*EXERCISE:*
What is the count of lines in the listing below that hold the string "research"? Reply with that number alone.

*Dataset items:*
__________________________________________________
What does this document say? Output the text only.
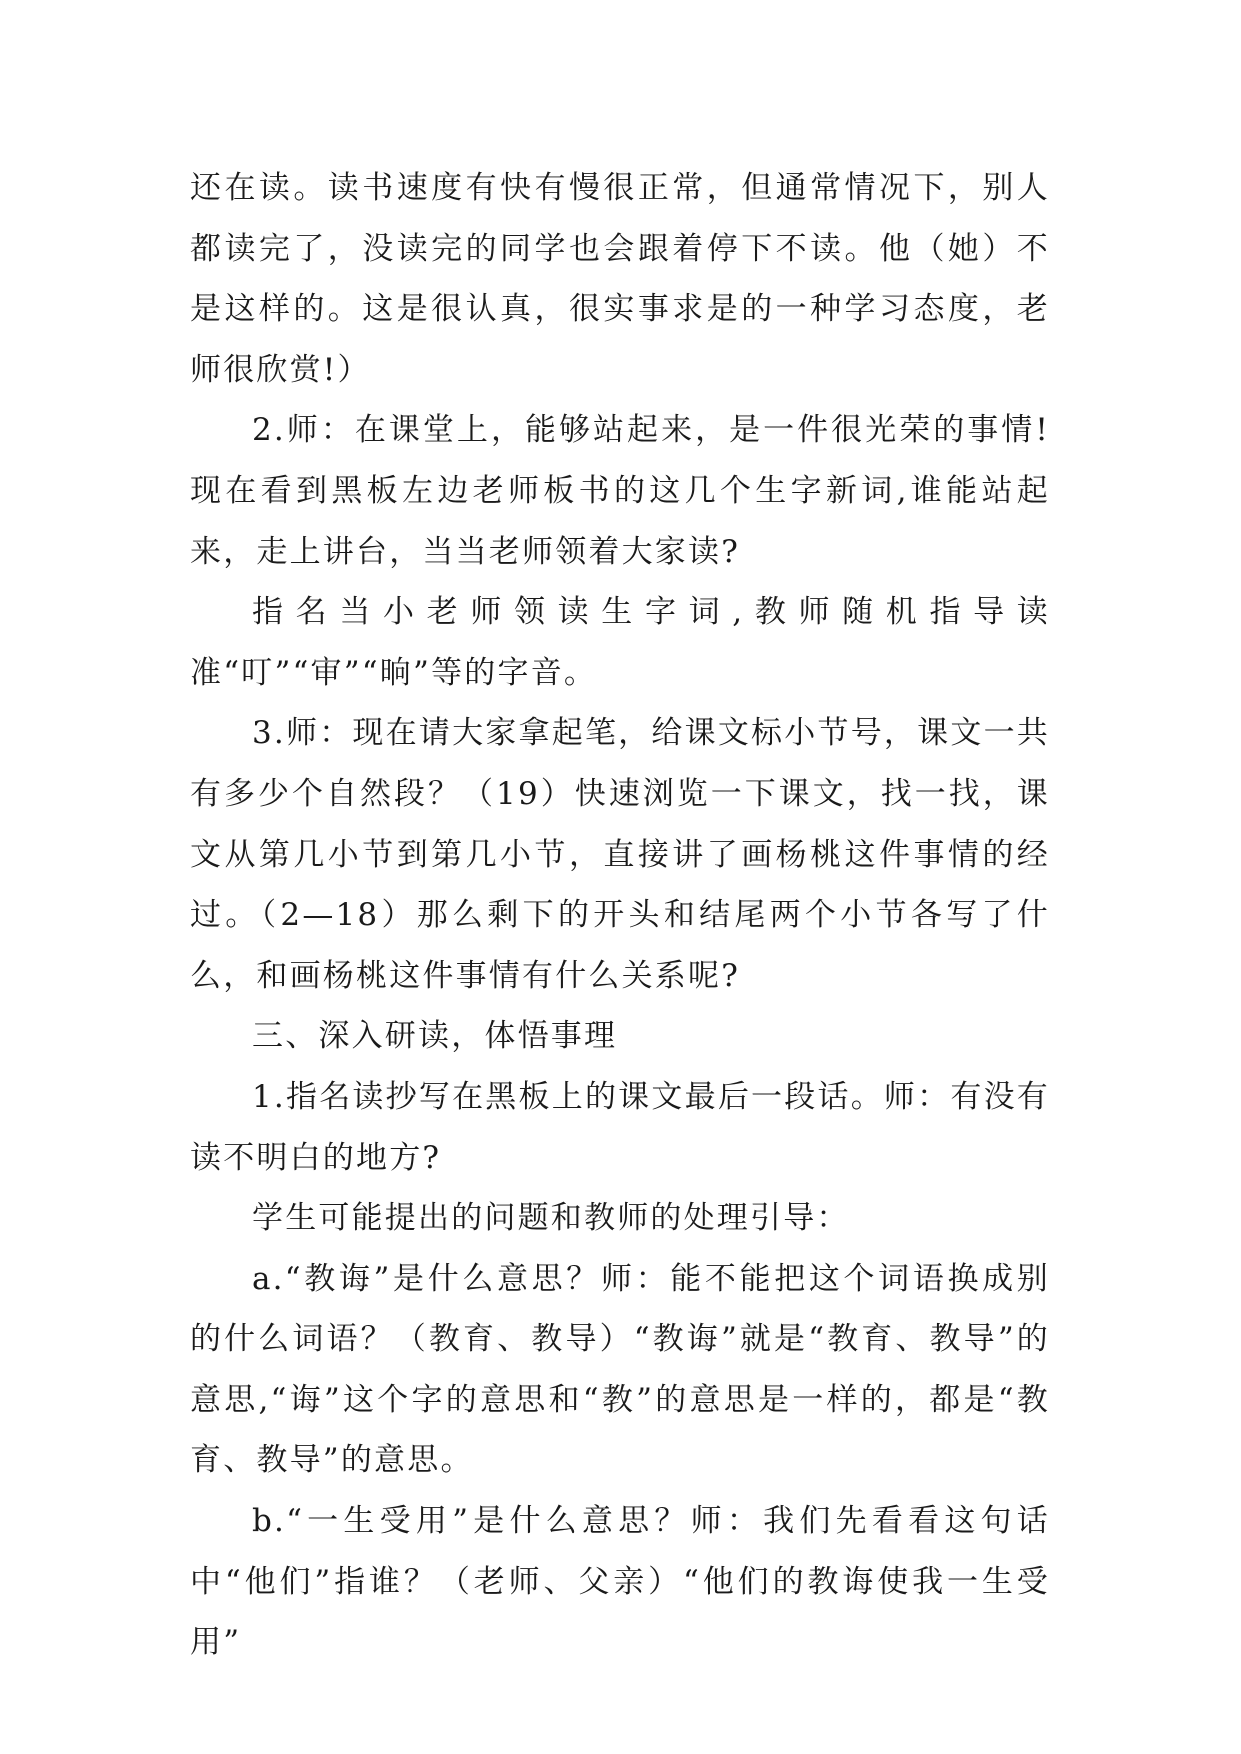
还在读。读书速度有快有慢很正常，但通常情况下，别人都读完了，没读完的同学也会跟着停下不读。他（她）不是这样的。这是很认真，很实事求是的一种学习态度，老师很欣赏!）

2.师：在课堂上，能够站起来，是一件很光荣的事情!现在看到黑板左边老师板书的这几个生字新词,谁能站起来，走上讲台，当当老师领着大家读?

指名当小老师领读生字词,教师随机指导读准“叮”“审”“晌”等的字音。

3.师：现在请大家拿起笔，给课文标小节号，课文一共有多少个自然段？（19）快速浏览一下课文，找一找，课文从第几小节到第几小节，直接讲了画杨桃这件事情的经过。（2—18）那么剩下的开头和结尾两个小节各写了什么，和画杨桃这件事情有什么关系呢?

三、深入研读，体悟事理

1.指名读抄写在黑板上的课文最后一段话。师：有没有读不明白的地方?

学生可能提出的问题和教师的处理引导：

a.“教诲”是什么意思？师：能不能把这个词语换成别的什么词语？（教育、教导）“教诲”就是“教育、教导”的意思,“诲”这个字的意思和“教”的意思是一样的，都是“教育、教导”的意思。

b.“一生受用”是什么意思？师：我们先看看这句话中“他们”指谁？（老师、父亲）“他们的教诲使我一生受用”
__________________________________________________
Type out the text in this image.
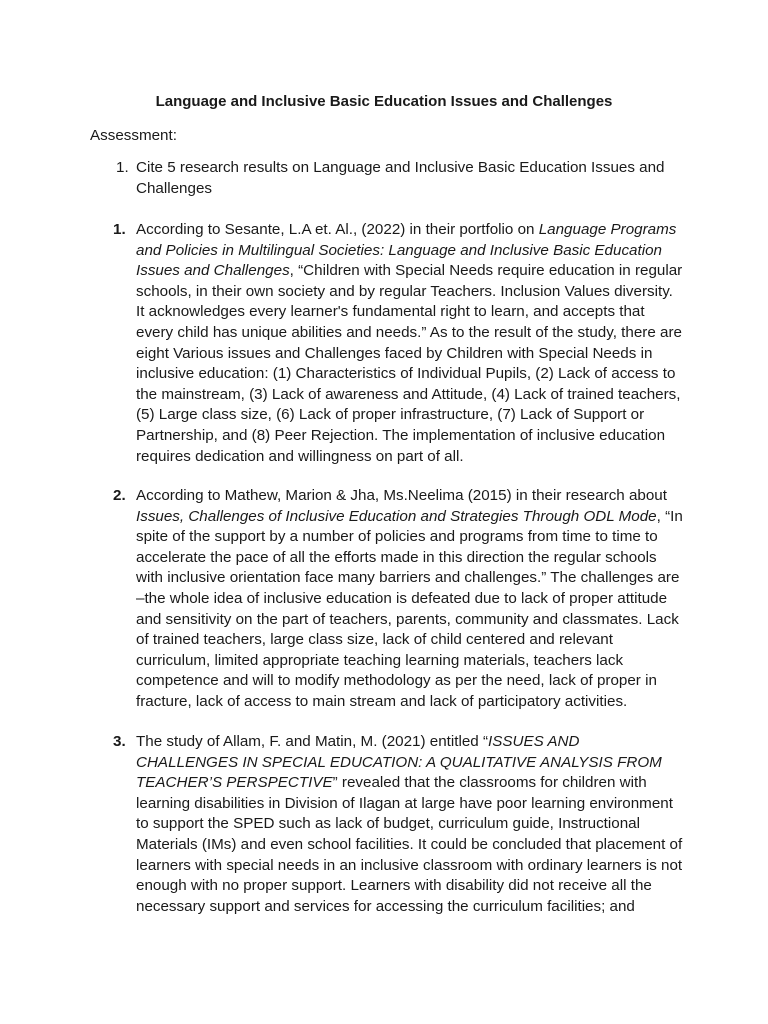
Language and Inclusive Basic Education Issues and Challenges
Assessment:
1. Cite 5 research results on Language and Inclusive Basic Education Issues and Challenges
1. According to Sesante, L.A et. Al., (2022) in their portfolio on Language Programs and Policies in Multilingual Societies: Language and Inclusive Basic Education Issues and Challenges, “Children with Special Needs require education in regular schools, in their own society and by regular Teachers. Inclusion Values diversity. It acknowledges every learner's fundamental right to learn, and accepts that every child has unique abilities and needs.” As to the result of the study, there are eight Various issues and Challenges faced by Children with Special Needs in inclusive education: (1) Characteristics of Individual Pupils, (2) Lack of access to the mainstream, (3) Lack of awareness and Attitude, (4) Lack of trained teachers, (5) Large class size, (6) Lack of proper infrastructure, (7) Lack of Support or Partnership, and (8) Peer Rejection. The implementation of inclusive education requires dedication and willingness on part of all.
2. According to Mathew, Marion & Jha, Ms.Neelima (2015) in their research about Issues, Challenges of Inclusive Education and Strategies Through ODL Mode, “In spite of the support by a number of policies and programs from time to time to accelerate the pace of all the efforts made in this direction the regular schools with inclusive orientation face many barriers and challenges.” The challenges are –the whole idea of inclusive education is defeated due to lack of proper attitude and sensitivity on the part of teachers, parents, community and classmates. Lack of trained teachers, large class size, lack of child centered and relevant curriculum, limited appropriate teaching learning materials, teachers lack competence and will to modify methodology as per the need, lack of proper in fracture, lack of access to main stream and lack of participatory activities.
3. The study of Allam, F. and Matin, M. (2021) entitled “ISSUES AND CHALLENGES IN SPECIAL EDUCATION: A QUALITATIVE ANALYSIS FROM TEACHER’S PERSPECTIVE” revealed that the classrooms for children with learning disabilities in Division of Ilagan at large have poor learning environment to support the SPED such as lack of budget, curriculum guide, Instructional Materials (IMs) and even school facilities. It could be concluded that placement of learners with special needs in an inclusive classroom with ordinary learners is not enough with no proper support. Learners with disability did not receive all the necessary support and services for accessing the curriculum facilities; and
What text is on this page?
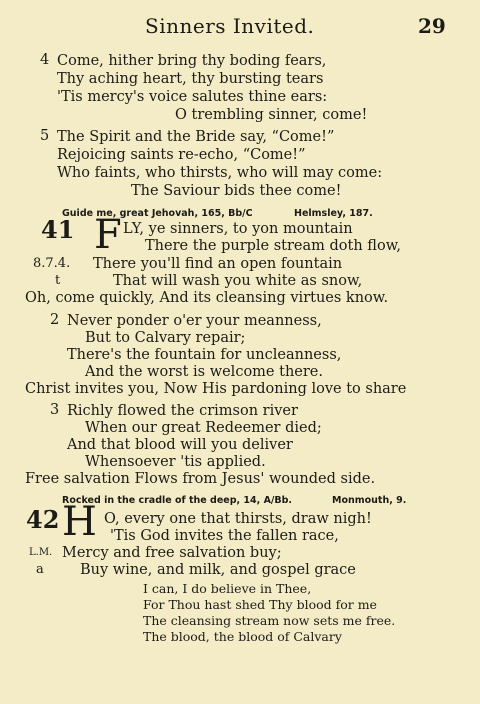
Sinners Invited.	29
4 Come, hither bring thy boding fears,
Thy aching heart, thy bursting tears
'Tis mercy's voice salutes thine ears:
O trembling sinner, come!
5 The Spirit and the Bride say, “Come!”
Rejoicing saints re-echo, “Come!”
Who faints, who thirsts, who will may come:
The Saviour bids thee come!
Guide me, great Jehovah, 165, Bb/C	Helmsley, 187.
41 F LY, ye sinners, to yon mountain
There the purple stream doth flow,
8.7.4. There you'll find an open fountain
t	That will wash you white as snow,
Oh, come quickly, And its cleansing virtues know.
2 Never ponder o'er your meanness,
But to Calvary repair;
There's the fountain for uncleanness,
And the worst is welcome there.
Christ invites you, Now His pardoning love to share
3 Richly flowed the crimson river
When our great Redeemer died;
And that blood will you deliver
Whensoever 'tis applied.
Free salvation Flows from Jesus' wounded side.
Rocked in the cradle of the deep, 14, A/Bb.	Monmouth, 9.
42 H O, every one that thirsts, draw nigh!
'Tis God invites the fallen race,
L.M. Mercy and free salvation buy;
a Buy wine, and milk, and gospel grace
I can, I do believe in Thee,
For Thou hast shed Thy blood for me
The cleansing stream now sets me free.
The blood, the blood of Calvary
__________________________________________________
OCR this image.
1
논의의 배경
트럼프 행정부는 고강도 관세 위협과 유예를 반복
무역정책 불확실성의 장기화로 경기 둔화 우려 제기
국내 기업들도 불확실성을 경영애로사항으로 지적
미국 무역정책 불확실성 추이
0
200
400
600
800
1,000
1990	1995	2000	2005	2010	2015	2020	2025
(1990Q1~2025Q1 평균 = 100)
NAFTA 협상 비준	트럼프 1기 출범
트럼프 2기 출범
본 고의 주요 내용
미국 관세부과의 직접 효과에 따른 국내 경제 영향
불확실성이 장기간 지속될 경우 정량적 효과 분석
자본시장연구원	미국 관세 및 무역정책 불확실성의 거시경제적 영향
__________________________________________________
*TASK OUTPUT:*
2